• [Task requirements] Set the data down again, exactly as it reads, but without the pictures.

• [Data supplied]
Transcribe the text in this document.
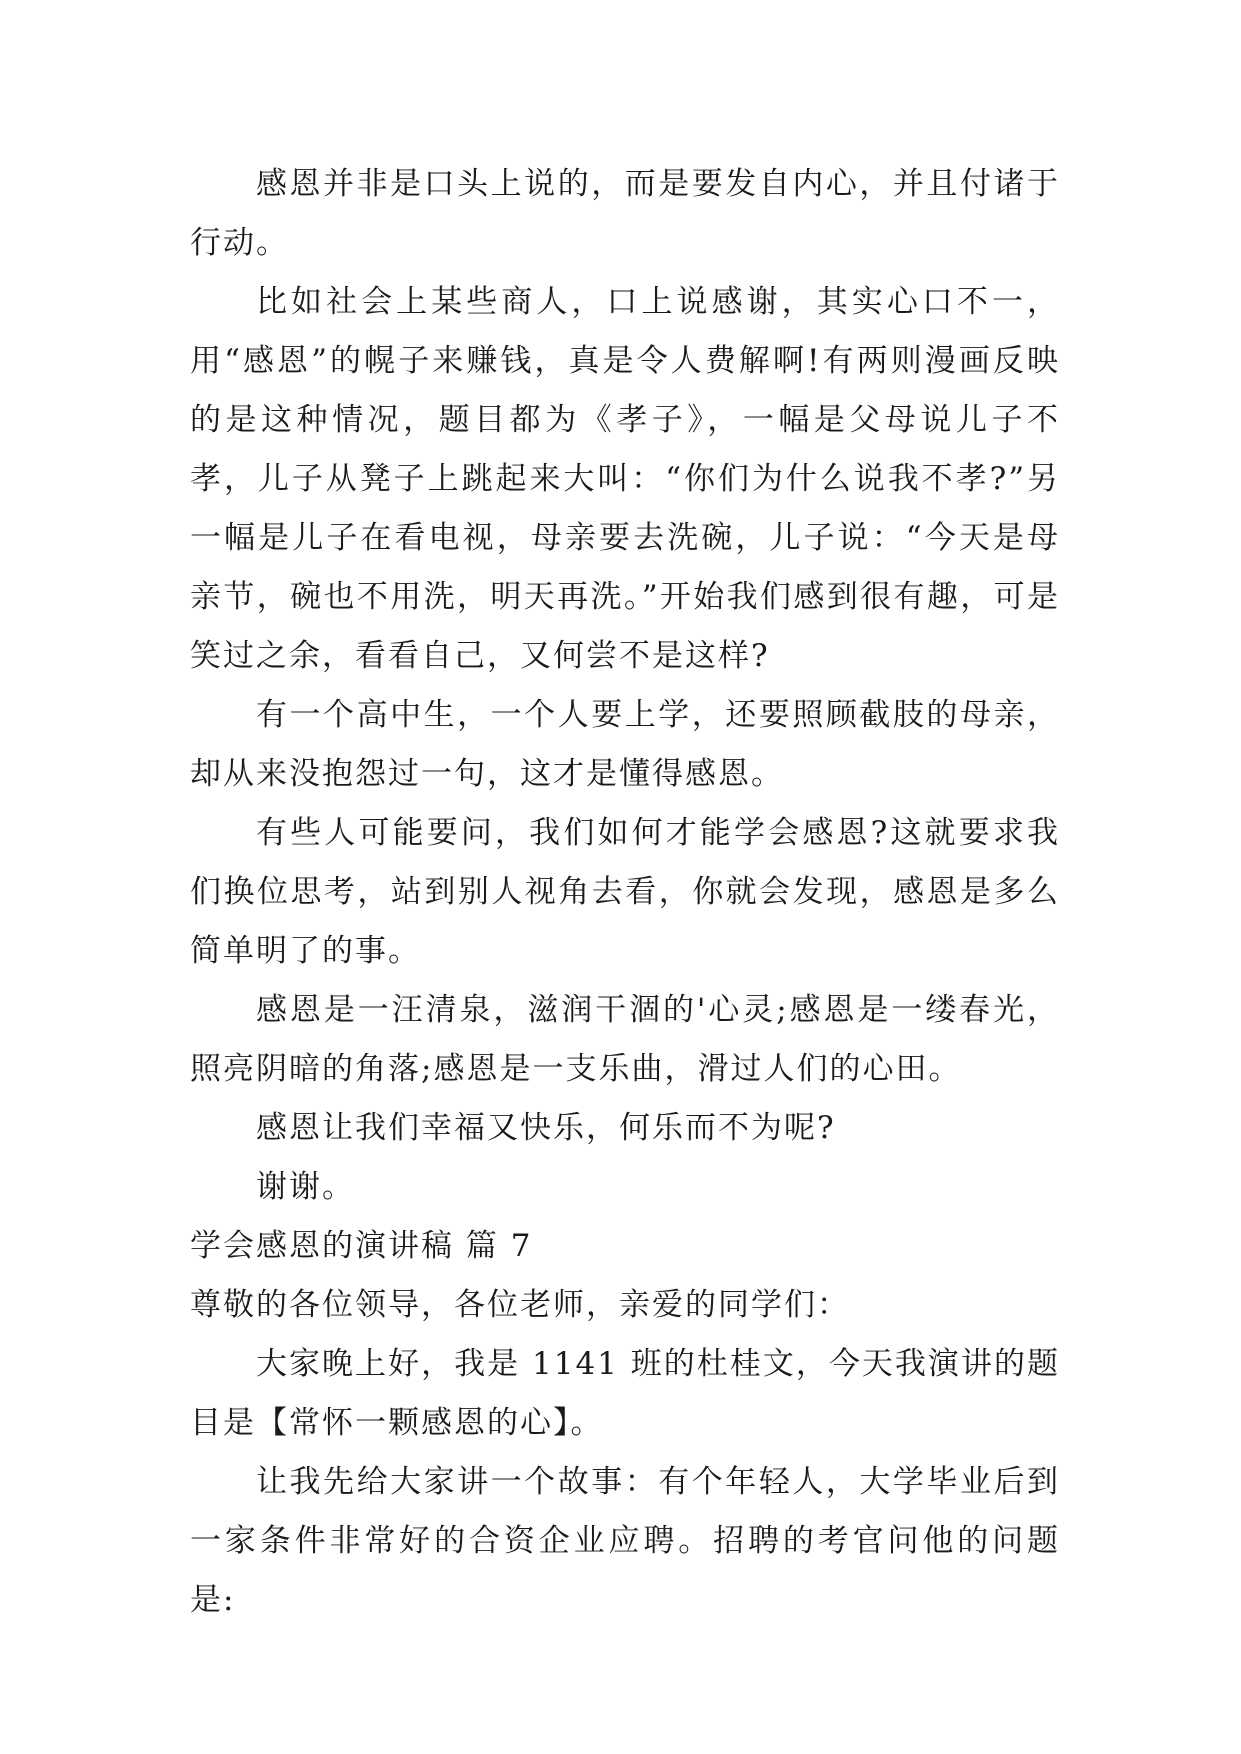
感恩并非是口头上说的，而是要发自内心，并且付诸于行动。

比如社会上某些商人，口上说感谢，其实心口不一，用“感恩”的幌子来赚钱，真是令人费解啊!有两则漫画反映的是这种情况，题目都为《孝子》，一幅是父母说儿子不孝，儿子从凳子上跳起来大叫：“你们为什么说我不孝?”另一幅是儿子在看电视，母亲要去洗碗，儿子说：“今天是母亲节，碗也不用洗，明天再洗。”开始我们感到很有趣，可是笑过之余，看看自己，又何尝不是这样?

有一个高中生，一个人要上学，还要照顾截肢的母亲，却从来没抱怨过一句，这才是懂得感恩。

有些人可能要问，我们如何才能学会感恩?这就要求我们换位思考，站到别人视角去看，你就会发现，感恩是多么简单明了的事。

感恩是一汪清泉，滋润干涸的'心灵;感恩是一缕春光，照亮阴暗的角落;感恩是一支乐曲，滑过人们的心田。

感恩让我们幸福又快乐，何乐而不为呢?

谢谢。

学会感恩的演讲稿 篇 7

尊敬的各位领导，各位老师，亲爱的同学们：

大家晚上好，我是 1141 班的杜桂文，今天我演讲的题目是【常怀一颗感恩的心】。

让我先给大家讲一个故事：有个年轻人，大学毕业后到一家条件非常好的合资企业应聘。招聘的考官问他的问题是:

• [Output for this exercise]
Transcribe the text in this document.
感恩并非是口头上说的，而是要发自内心，并且付诸于行动。

比如社会上某些商人，口上说感谢，其实心口不一，用“感恩”的幌子来赚钱，真是令人费解啊!有两则漫画反映的是这种情况，题目都为《孝子》，一幅是父母说儿子不孝，儿子从凳子上跳起来大叫：“你们为什么说我不孝?”另一幅是儿子在看电视，母亲要去洗碗，儿子说：“今天是母亲节，碗也不用洗，明天再洗。”开始我们感到很有趣，可是笑过之余，看看自己，又何尝不是这样?

有一个高中生，一个人要上学，还要照顾截肢的母亲，却从来没抱怨过一句，这才是懂得感恩。

有些人可能要问，我们如何才能学会感恩?这就要求我们换位思考，站到别人视角去看，你就会发现，感恩是多么简单明了的事。

感恩是一汪清泉，滋润干涸的'心灵;感恩是一缕春光，照亮阴暗的角落;感恩是一支乐曲，滑过人们的心田。

感恩让我们幸福又快乐，何乐而不为呢?

谢谢。

学会感恩的演讲稿 篇 7

尊敬的各位领导，各位老师，亲爱的同学们：

大家晚上好，我是 1141 班的杜桂文，今天我演讲的题目是【常怀一颗感恩的心】。

让我先给大家讲一个故事：有个年轻人，大学毕业后到一家条件非常好的合资企业应聘。招聘的考官问他的问题是:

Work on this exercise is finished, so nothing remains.